> **PROBLEM TO WORK ON**: Each entry should be quoted word for word, including every mark of punctuation.
┌──
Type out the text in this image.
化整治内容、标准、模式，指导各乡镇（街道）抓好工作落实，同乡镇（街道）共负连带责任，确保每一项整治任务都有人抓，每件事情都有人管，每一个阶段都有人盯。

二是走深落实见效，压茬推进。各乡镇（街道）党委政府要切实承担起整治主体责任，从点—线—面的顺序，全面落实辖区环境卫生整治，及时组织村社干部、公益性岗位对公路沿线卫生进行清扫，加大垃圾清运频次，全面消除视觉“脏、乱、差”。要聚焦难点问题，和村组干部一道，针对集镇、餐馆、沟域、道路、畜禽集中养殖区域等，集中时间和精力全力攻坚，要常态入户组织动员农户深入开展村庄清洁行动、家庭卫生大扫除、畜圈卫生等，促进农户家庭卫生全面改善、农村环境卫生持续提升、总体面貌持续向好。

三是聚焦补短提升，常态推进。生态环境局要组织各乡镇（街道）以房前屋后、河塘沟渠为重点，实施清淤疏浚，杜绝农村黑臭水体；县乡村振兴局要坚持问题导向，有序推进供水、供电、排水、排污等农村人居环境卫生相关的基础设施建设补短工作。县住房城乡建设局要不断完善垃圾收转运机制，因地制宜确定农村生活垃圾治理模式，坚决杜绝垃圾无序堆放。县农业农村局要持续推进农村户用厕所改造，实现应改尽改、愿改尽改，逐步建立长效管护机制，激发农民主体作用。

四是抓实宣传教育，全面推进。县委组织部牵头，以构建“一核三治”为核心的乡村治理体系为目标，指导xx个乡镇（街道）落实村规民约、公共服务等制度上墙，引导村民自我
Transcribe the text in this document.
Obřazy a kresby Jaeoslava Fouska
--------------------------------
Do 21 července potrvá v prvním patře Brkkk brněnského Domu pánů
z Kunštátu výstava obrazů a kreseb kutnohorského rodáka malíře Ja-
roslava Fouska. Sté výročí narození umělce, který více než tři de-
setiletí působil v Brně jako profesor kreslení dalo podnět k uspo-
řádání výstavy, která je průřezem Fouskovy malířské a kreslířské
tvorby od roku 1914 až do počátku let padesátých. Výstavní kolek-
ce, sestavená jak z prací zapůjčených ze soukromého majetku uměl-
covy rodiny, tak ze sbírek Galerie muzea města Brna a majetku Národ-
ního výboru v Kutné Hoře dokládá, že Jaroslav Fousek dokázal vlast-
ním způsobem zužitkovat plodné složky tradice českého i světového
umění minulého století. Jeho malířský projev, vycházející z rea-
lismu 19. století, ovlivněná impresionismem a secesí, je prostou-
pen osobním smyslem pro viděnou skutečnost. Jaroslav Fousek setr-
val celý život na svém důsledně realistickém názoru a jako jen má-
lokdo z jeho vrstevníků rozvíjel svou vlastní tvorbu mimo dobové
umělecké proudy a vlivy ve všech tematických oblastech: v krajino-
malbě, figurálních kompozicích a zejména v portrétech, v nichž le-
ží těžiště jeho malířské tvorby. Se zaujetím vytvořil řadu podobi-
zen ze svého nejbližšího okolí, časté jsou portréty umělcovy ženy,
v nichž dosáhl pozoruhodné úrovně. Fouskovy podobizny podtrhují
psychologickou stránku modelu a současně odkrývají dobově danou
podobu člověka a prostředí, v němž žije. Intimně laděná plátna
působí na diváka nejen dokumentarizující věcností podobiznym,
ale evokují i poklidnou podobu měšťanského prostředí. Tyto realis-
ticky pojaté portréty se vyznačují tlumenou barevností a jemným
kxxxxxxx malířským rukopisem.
└──
> **TASK SOLUTION**:
Type out the text in this image.
化整治内容、标准、模式，指导各乡镇（街道）抓好工作落实，同乡镇（街道）共负连带责任，确保每一项整治任务都有人抓，每件事情都有人管，每一个阶段都有人盯。

二是走深落实见效，压茬推进。各乡镇（街道）党委政府要切实承担起整治主体责任，从点—线—面的顺序，全面落实辖区环境卫生整治，及时组织村社干部、公益性岗位对公路沿线卫生进行清扫，加大垃圾清运频次，全面消除视觉“脏、乱、差”。要聚焦难点问题，和村组干部一道，针对集镇、餐馆、沟域、道路、畜禽集中养殖区域等，集中时间和精力全力攻坚，要常态入户组织动员农户深入开展村庄清洁行动、家庭卫生大扫除、畜圈卫生等，促进农户家庭卫生全面改善、农村环境卫生持续提升、总体面貌持续向好。

三是聚焦补短提升，常态推进。生态环境局要组织各乡镇（街道）以房前屋后、河塘沟渠为重点，实施清淤疏浚，杜绝农村黑臭水体；县乡村振兴局要坚持问题导向，有序推进供水、供电、排水、排污等农村人居环境卫生相关的基础设施建设补短工作。县住房城乡建设局要不断完善垃圾收转运机制，因地制宜确定农村生活垃圾治理模式，坚决杜绝垃圾无序堆放。县农业农村局要持续推进农村户用厕所改造，实现应改尽改、愿改尽改，逐步建立长效管护机制，激发农民主体作用。

四是抓实宣传教育，全面推进。县委组织部牵头，以构建“一核三治”为核心的乡村治理体系为目标，指导xx个乡镇（街道）落实村规民约、公共服务等制度上墙，引导村民自我
Transcribe the text in this document.
Obřazy a kresby Jaeoslava Fouska
--------------------------------
Do 21 července potrvá v prvním patře Brkkk brněnského Domu pánů
z Kunštátu výstava obrazů a kreseb kutnohorského rodáka malíře Ja-
roslava Fouska. Sté výročí narození umělce, který více než tři de-
setiletí působil v Brně jako profesor kreslení dalo podnět k uspo-
řádání výstavy, která je průřezem Fouskovy malířské a kreslířské
tvorby od roku 1914 až do počátku let padesátých. Výstavní kolek-
ce, sestavená jak z prací zapůjčených ze soukromého majetku uměl-
covy rodiny, tak ze sbírek Galerie muzea města Brna a majetku Národ-
ního výboru v Kutné Hoře dokládá, že Jaroslav Fousek dokázal vlast-
ním způsobem zužitkovat plodné složky tradice českého i světového
umění minulého století. Jeho malířský projev, vycházející z rea-
lismu 19. století, ovlivněná impresionismem a secesí, je prostou-
pen osobním smyslem pro viděnou skutečnost. Jaroslav Fousek setr-
val celý život na svém důsledně realistickém názoru a jako jen má-
lokdo z jeho vrstevníků rozvíjel svou vlastní tvorbu mimo dobové
umělecké proudy a vlivy ve všech tematických oblastech: v krajino-
malbě, figurálních kompozicích a zejména v portrétech, v nichž le-
ží těžiště jeho malířské tvorby. Se zaujetím vytvořil řadu podobi-
zen ze svého nejbližšího okolí, časté jsou portréty umělcovy ženy,
v nichž dosáhl pozoruhodné úrovně. Fouskovy podobizny podtrhují
psychologickou stránku modelu a současně odkrývají dobově danou
podobu člověka a prostředí, v němž žije. Intimně laděná plátna
působí na diváka nejen dokumentarizující věcností podobiznym,
ale evokují i poklidnou podobu měšťanského prostředí. Tyto realis-
ticky pojaté portréty se vyznačují tlumenou barevností a jemným
kxxxxxxx malířským rukopisem.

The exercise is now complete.